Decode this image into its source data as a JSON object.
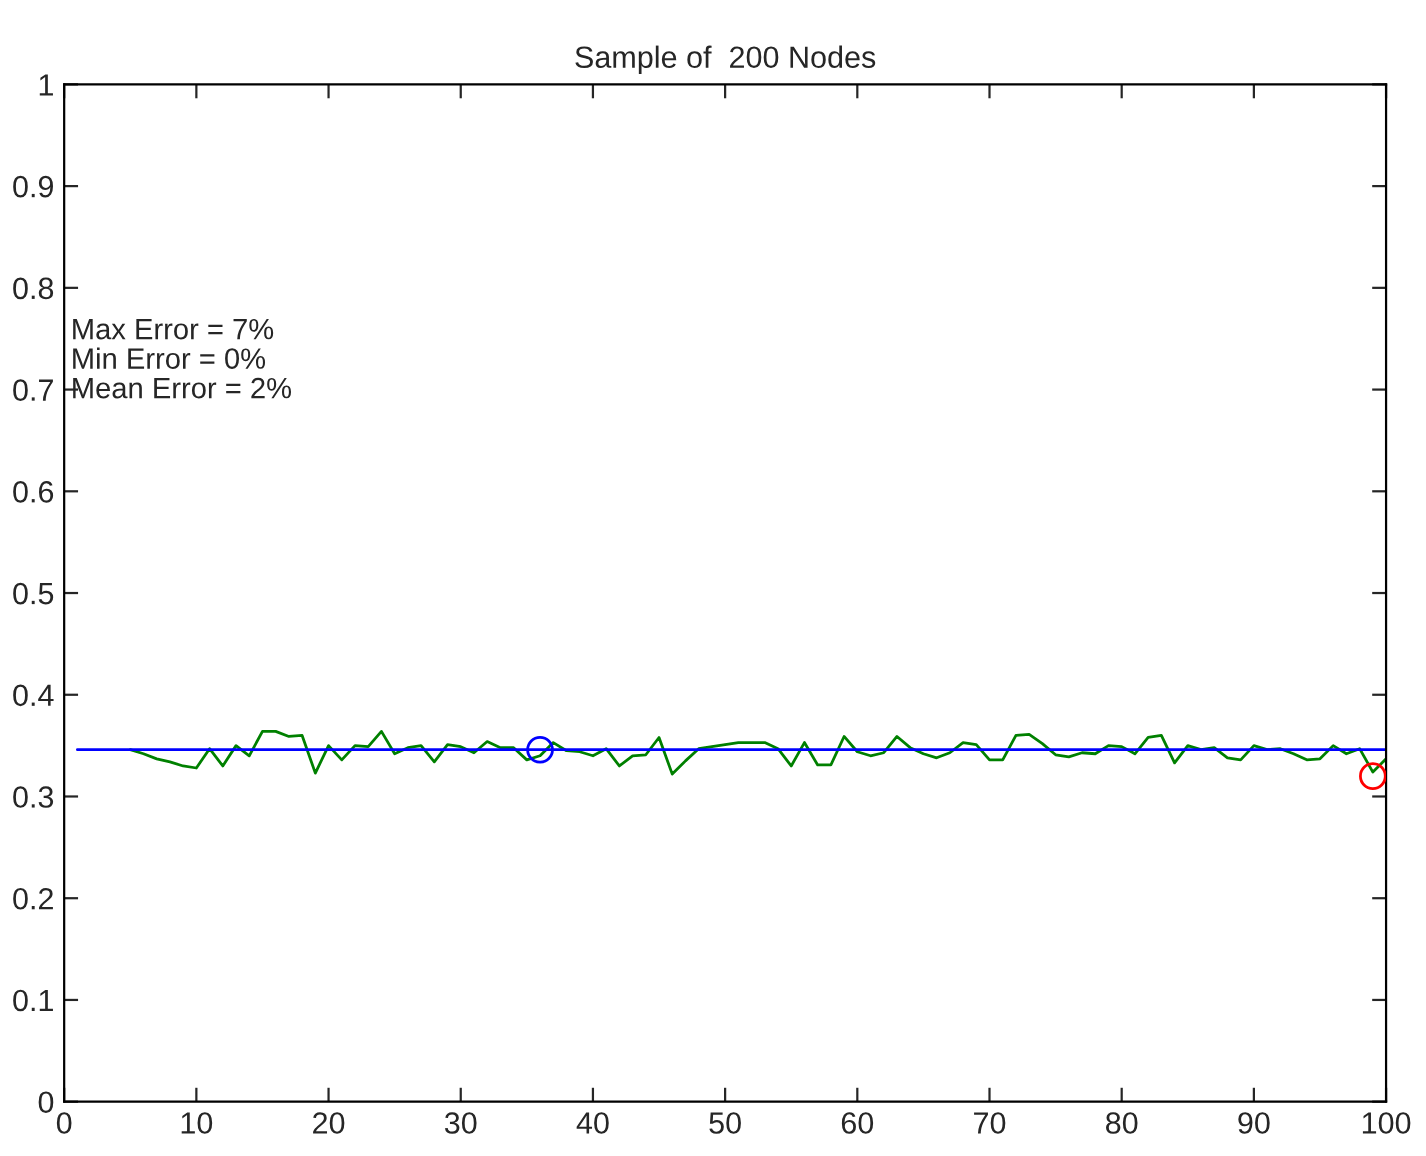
{
  "chart_data": {
    "type": "line",
    "title": "Sample of  200 Nodes",
    "xlim": [
      0,
      100
    ],
    "xticks": [
      0,
      10,
      20,
      30,
      40,
      50,
      60,
      70,
      80,
      90,
      100
    ],
    "ylim": [
      0,
      1
    ],
    "yticks": [
      0,
      0.1,
      0.2,
      0.3,
      0.4,
      0.5,
      0.6,
      0.7,
      0.8,
      0.9,
      1
    ],
    "grid": false,
    "legend": false,
    "annotations": [
      "Max Error = 7%",
      "Min Error = 0%",
      "Mean Error = 2%"
    ],
    "series": [
      {
        "color": "#008000",
        "x": [
          5,
          6,
          7,
          8,
          9,
          10,
          11,
          12,
          13,
          14,
          15,
          16,
          17,
          18,
          19,
          20,
          21,
          22,
          23,
          24,
          25,
          26,
          27,
          28,
          29,
          30,
          31,
          32,
          33,
          34,
          35,
          36,
          37,
          38,
          39,
          40,
          41,
          42,
          43,
          44,
          45,
          46,
          47,
          48,
          49,
          50,
          51,
          52,
          53,
          54,
          55,
          56,
          57,
          58,
          59,
          60,
          61,
          62,
          63,
          64,
          65,
          66,
          67,
          68,
          69,
          70,
          71,
          72,
          73,
          74,
          75,
          76,
          77,
          78,
          79,
          80,
          81,
          82,
          83,
          84,
          85,
          86,
          87,
          88,
          89,
          90,
          91,
          92,
          93,
          94,
          95,
          96,
          97,
          98,
          99,
          100
        ],
        "values": [
          0.346,
          0.342,
          0.337,
          0.334,
          0.33,
          0.328,
          0.347,
          0.33,
          0.35,
          0.34,
          0.364,
          0.364,
          0.359,
          0.36,
          0.323,
          0.35,
          0.336,
          0.35,
          0.349,
          0.364,
          0.342,
          0.348,
          0.35,
          0.334,
          0.351,
          0.349,
          0.343,
          0.354,
          0.348,
          0.348,
          0.336,
          0.34,
          0.353,
          0.345,
          0.344,
          0.34,
          0.347,
          0.33,
          0.34,
          0.341,
          0.358,
          0.322,
          0.335,
          0.347,
          0.349,
          0.351,
          0.353,
          0.353,
          0.353,
          0.347,
          0.33,
          0.353,
          0.331,
          0.331,
          0.359,
          0.344,
          0.34,
          0.343,
          0.359,
          0.348,
          0.342,
          0.338,
          0.343,
          0.353,
          0.351,
          0.336,
          0.336,
          0.36,
          0.361,
          0.352,
          0.341,
          0.339,
          0.343,
          0.342,
          0.35,
          0.349,
          0.342,
          0.358,
          0.36,
          0.333,
          0.35,
          0.346,
          0.348,
          0.338,
          0.336,
          0.35,
          0.346,
          0.347,
          0.342,
          0.336,
          0.337,
          0.35,
          0.342,
          0.347,
          0.324,
          0.337
        ]
      },
      {
        "color": "#0000ff",
        "x": [
          1,
          100
        ],
        "values": [
          0.346,
          0.346
        ]
      },
      {
        "type": "scatter",
        "color": "#0000ff",
        "marker": "circle",
        "x": [
          36
        ],
        "values": [
          0.346
        ]
      },
      {
        "type": "scatter",
        "color": "#ff0000",
        "marker": "circle",
        "x": [
          99
        ],
        "values": [
          0.32
        ]
      }
    ]
  }
}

|---|

* JOB:
Reproduce the listing above exactly, excluding all pictures.

* EXERCISE OUTPUT:
Decode this image into its source data as a JSON object.
{
  "chart_data": {
    "type": "line",
    "title": "Sample of  200 Nodes",
    "xlim": [
      0,
      100
    ],
    "xticks": [
      0,
      10,
      20,
      30,
      40,
      50,
      60,
      70,
      80,
      90,
      100
    ],
    "ylim": [
      0,
      1
    ],
    "yticks": [
      0,
      0.1,
      0.2,
      0.3,
      0.4,
      0.5,
      0.6,
      0.7,
      0.8,
      0.9,
      1
    ],
    "grid": false,
    "legend": false,
    "annotations": [
      "Max Error = 7%",
      "Min Error = 0%",
      "Mean Error = 2%"
    ],
    "series": [
      {
        "color": "#008000",
        "x": [
          5,
          6,
          7,
          8,
          9,
          10,
          11,
          12,
          13,
          14,
          15,
          16,
          17,
          18,
          19,
          20,
          21,
          22,
          23,
          24,
          25,
          26,
          27,
          28,
          29,
          30,
          31,
          32,
          33,
          34,
          35,
          36,
          37,
          38,
          39,
          40,
          41,
          42,
          43,
          44,
          45,
          46,
          47,
          48,
          49,
          50,
          51,
          52,
          53,
          54,
          55,
          56,
          57,
          58,
          59,
          60,
          61,
          62,
          63,
          64,
          65,
          66,
          67,
          68,
          69,
          70,
          71,
          72,
          73,
          74,
          75,
          76,
          77,
          78,
          79,
          80,
          81,
          82,
          83,
          84,
          85,
          86,
          87,
          88,
          89,
          90,
          91,
          92,
          93,
          94,
          95,
          96,
          97,
          98,
          99,
          100
        ],
        "values": [
          0.346,
          0.342,
          0.337,
          0.334,
          0.33,
          0.328,
          0.347,
          0.33,
          0.35,
          0.34,
          0.364,
          0.364,
          0.359,
          0.36,
          0.323,
          0.35,
          0.336,
          0.35,
          0.349,
          0.364,
          0.342,
          0.348,
          0.35,
          0.334,
          0.351,
          0.349,
          0.343,
          0.354,
          0.348,
          0.348,
          0.336,
          0.34,
          0.353,
          0.345,
          0.344,
          0.34,
          0.347,
          0.33,
          0.34,
          0.341,
          0.358,
          0.322,
          0.335,
          0.347,
          0.349,
          0.351,
          0.353,
          0.353,
          0.353,
          0.347,
          0.33,
          0.353,
          0.331,
          0.331,
          0.359,
          0.344,
          0.34,
          0.343,
          0.359,
          0.348,
          0.342,
          0.338,
          0.343,
          0.353,
          0.351,
          0.336,
          0.336,
          0.36,
          0.361,
          0.352,
          0.341,
          0.339,
          0.343,
          0.342,
          0.35,
          0.349,
          0.342,
          0.358,
          0.36,
          0.333,
          0.35,
          0.346,
          0.348,
          0.338,
          0.336,
          0.35,
          0.346,
          0.347,
          0.342,
          0.336,
          0.337,
          0.35,
          0.342,
          0.347,
          0.324,
          0.337
        ]
      },
      {
        "color": "#0000ff",
        "x": [
          1,
          100
        ],
        "values": [
          0.346,
          0.346
        ]
      },
      {
        "type": "scatter",
        "color": "#0000ff",
        "marker": "circle",
        "x": [
          36
        ],
        "values": [
          0.346
        ]
      },
      {
        "type": "scatter",
        "color": "#ff0000",
        "marker": "circle",
        "x": [
          99
        ],
        "values": [
          0.32
        ]
      }
    ]
  }
}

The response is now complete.